■ WHAT THE TASK ASKS
Return the whole of the data exactly.

+++ SOURCE DATA

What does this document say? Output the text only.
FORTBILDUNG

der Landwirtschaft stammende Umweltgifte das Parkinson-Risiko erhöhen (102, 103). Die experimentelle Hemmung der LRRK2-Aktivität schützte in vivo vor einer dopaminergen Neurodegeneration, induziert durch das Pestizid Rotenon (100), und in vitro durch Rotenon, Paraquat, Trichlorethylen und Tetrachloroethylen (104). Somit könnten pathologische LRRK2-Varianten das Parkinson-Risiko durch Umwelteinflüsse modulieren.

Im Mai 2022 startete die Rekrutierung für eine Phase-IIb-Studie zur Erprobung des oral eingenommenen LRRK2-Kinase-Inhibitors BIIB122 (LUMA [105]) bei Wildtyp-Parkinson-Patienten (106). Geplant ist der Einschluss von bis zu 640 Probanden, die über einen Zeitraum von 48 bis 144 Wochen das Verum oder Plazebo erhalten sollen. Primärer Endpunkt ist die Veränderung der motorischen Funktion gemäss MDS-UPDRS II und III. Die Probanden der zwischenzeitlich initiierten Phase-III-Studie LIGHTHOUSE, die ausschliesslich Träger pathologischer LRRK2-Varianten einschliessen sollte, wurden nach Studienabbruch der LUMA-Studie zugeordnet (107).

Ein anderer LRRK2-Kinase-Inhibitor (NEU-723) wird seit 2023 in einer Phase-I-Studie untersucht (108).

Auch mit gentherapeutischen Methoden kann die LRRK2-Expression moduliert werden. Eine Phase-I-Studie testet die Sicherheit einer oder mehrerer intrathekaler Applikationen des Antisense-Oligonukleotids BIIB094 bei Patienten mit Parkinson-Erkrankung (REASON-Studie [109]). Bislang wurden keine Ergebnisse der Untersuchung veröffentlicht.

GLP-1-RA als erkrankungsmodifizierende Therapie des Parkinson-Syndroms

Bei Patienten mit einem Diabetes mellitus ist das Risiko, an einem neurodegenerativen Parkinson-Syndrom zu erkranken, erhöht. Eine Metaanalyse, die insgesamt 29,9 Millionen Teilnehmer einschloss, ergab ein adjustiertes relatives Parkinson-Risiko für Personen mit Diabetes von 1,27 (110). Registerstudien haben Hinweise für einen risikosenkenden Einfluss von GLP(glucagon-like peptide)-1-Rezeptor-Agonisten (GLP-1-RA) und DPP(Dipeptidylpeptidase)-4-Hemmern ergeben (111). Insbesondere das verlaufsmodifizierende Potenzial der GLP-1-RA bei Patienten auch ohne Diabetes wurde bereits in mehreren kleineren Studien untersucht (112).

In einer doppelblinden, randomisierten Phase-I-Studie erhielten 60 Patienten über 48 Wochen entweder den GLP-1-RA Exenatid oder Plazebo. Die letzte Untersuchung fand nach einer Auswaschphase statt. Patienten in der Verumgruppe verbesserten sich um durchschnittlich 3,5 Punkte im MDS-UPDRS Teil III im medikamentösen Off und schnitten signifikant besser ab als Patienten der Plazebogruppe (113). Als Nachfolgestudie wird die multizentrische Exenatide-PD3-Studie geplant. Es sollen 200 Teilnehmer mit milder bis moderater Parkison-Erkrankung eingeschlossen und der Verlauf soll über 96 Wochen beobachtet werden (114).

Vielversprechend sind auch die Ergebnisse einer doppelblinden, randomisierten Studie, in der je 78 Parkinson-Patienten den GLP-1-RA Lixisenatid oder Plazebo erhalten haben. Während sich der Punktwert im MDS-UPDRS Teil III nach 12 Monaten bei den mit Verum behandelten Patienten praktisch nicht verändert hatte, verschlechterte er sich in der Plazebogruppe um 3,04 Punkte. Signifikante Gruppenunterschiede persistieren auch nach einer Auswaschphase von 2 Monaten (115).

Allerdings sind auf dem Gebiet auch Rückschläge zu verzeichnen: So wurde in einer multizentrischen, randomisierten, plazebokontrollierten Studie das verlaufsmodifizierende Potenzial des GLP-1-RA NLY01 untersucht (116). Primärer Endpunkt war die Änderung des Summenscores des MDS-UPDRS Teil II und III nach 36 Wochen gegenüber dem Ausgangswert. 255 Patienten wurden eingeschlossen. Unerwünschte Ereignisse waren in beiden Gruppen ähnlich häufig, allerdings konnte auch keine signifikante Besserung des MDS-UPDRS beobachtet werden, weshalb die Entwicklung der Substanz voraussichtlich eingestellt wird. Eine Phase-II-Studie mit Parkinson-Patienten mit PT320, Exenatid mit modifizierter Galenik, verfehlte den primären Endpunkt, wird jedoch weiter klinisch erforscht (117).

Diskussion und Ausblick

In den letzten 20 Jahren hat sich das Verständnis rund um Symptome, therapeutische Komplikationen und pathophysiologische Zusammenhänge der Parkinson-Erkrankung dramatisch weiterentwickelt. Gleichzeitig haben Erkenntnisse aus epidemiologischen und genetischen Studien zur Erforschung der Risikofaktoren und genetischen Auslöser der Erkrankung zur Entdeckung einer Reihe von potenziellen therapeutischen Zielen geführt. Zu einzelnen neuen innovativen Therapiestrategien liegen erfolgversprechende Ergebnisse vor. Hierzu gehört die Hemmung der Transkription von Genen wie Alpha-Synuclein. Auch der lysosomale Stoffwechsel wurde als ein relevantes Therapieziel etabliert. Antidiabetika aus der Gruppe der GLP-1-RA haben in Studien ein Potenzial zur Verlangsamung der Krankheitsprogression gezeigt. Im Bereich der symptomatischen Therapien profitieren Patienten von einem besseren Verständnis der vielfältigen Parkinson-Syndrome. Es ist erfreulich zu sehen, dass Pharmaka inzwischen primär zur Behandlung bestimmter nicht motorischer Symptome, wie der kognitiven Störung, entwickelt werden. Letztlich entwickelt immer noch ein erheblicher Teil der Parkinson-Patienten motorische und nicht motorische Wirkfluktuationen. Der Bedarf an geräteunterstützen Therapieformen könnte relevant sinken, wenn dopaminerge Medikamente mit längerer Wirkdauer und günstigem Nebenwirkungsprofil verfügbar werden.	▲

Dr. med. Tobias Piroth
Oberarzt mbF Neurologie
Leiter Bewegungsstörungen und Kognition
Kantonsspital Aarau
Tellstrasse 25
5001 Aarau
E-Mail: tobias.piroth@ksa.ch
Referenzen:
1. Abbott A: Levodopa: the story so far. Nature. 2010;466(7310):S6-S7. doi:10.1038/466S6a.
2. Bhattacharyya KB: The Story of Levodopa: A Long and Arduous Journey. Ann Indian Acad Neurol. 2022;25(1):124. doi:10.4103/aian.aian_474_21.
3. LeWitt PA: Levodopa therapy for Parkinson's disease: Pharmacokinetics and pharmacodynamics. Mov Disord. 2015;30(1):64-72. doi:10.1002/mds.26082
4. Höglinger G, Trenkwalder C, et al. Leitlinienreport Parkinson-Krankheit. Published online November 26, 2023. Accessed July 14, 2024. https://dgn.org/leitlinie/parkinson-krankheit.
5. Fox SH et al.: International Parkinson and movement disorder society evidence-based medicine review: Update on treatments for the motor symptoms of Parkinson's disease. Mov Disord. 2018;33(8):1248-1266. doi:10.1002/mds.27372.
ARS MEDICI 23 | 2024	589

++++++

■ TASK SOLUTION
What does this document say? Output the text only.
FORTBILDUNG

der Landwirtschaft stammende Umweltgifte das Parkinson-Risiko erhöhen (102, 103). Die experimentelle Hemmung der LRRK2-Aktivität schützte in vivo vor einer dopaminergen Neurodegeneration, induziert durch das Pestizid Rotenon (100), und in vitro durch Rotenon, Paraquat, Trichlorethylen und Tetrachloroethylen (104). Somit könnten pathologische LRRK2-Varianten das Parkinson-Risiko durch Umwelteinflüsse modulieren.

Im Mai 2022 startete die Rekrutierung für eine Phase-IIb-Studie zur Erprobung des oral eingenommenen LRRK2-Kinase-Inhibitors BIIB122 (LUMA [105]) bei Wildtyp-Parkinson-Patienten (106). Geplant ist der Einschluss von bis zu 640 Probanden, die über einen Zeitraum von 48 bis 144 Wochen das Verum oder Plazebo erhalten sollen. Primärer Endpunkt ist die Veränderung der motorischen Funktion gemäss MDS-UPDRS II und III. Die Probanden der zwischenzeitlich initiierten Phase-III-Studie LIGHTHOUSE, die ausschliesslich Träger pathologischer LRRK2-Varianten einschliessen sollte, wurden nach Studienabbruch der LUMA-Studie zugeordnet (107).

Ein anderer LRRK2-Kinase-Inhibitor (NEU-723) wird seit 2023 in einer Phase-I-Studie untersucht (108).

Auch mit gentherapeutischen Methoden kann die LRRK2-Expression moduliert werden. Eine Phase-I-Studie testet die Sicherheit einer oder mehrerer intrathekaler Applikationen des Antisense-Oligonukleotids BIIB094 bei Patienten mit Parkinson-Erkrankung (REASON-Studie [109]). Bislang wurden keine Ergebnisse der Untersuchung veröffentlicht.

GLP-1-RA als erkrankungsmodifizierende Therapie des Parkinson-Syndroms

Bei Patienten mit einem Diabetes mellitus ist das Risiko, an einem neurodegenerativen Parkinson-Syndrom zu erkranken, erhöht. Eine Metaanalyse, die insgesamt 29,9 Millionen Teilnehmer einschloss, ergab ein adjustiertes relatives Parkinson-Risiko für Personen mit Diabetes von 1,27 (110). Registerstudien haben Hinweise für einen risikosenkenden Einfluss von GLP(glucagon-like peptide)-1-Rezeptor-Agonisten (GLP-1-RA) und DPP(Dipeptidylpeptidase)-4-Hemmern ergeben (111). Insbesondere das verlaufsmodifizierende Potenzial der GLP-1-RA bei Patienten auch ohne Diabetes wurde bereits in mehreren kleineren Studien untersucht (112).

In einer doppelblinden, randomisierten Phase-I-Studie erhielten 60 Patienten über 48 Wochen entweder den GLP-1-RA Exenatid oder Plazebo. Die letzte Untersuchung fand nach einer Auswaschphase statt. Patienten in der Verumgruppe verbesserten sich um durchschnittlich 3,5 Punkte im MDS-UPDRS Teil III im medikamentösen Off und schnitten signifikant besser ab als Patienten der Plazebogruppe (113). Als Nachfolgestudie wird die multizentrische Exenatide-PD3-Studie geplant. Es sollen 200 Teilnehmer mit milder bis moderater Parkison-Erkrankung eingeschlossen und der Verlauf soll über 96 Wochen beobachtet werden (114).

Vielversprechend sind auch die Ergebnisse einer doppelblinden, randomisierten Studie, in der je 78 Parkinson-Patienten den GLP-1-RA Lixisenatid oder Plazebo erhalten haben. Während sich der Punktwert im MDS-UPDRS Teil III nach 12 Monaten bei den mit Verum behandelten Patienten praktisch nicht verändert hatte, verschlechterte er sich in der Plazebogruppe um 3,04 Punkte. Signifikante Gruppenunterschiede persistieren auch nach einer Auswaschphase von 2 Monaten (115).

Allerdings sind auf dem Gebiet auch Rückschläge zu verzeichnen: So wurde in einer multizentrischen, randomisierten, plazebokontrollierten Studie das verlaufsmodifizierende Potenzial des GLP-1-RA NLY01 untersucht (116). Primärer Endpunkt war die Änderung des Summenscores des MDS-UPDRS Teil II und III nach 36 Wochen gegenüber dem Ausgangswert. 255 Patienten wurden eingeschlossen. Unerwünschte Ereignisse waren in beiden Gruppen ähnlich häufig, allerdings konnte auch keine signifikante Besserung des MDS-UPDRS beobachtet werden, weshalb die Entwicklung der Substanz voraussichtlich eingestellt wird. Eine Phase-II-Studie mit Parkinson-Patienten mit PT320, Exenatid mit modifizierter Galenik, verfehlte den primären Endpunkt, wird jedoch weiter klinisch erforscht (117).

Diskussion und Ausblick

In den letzten 20 Jahren hat sich das Verständnis rund um Symptome, therapeutische Komplikationen und pathophysiologische Zusammenhänge der Parkinson-Erkrankung dramatisch weiterentwickelt. Gleichzeitig haben Erkenntnisse aus epidemiologischen und genetischen Studien zur Erforschung der Risikofaktoren und genetischen Auslöser der Erkrankung zur Entdeckung einer Reihe von potenziellen therapeutischen Zielen geführt. Zu einzelnen neuen innovativen Therapiestrategien liegen erfolgversprechende Ergebnisse vor. Hierzu gehört die Hemmung der Transkription von Genen wie Alpha-Synuclein. Auch der lysosomale Stoffwechsel wurde als ein relevantes Therapieziel etabliert. Antidiabetika aus der Gruppe der GLP-1-RA haben in Studien ein Potenzial zur Verlangsamung der Krankheitsprogression gezeigt. Im Bereich der symptomatischen Therapien profitieren Patienten von einem besseren Verständnis der vielfältigen Parkinson-Syndrome. Es ist erfreulich zu sehen, dass Pharmaka inzwischen primär zur Behandlung bestimmter nicht motorischer Symptome, wie der kognitiven Störung, entwickelt werden. Letztlich entwickelt immer noch ein erheblicher Teil der Parkinson-Patienten motorische und nicht motorische Wirkfluktuationen. Der Bedarf an geräteunterstützen Therapieformen könnte relevant sinken, wenn dopaminerge Medikamente mit längerer Wirkdauer und günstigem Nebenwirkungsprofil verfügbar werden.	▲

Dr. med. Tobias Piroth
Oberarzt mbF Neurologie
Leiter Bewegungsstörungen und Kognition
Kantonsspital Aarau
Tellstrasse 25
5001 Aarau
E-Mail: tobias.piroth@ksa.ch
Referenzen:
1. Abbott A: Levodopa: the story so far. Nature. 2010;466(7310):S6-S7. doi:10.1038/466S6a.
2. Bhattacharyya KB: The Story of Levodopa: A Long and Arduous Journey. Ann Indian Acad Neurol. 2022;25(1):124. doi:10.4103/aian.aian_474_21.
3. LeWitt PA: Levodopa therapy for Parkinson's disease: Pharmacokinetics and pharmacodynamics. Mov Disord. 2015;30(1):64-72. doi:10.1002/mds.26082
4. Höglinger G, Trenkwalder C, et al. Leitlinienreport Parkinson-Krankheit. Published online November 26, 2023. Accessed July 14, 2024. https://dgn.org/leitlinie/parkinson-krankheit.
5. Fox SH et al.: International Parkinson and movement disorder society evidence-based medicine review: Update on treatments for the motor symptoms of Parkinson's disease. Mov Disord. 2018;33(8):1248-1266. doi:10.1002/mds.27372.
ARS MEDICI 23 | 2024	589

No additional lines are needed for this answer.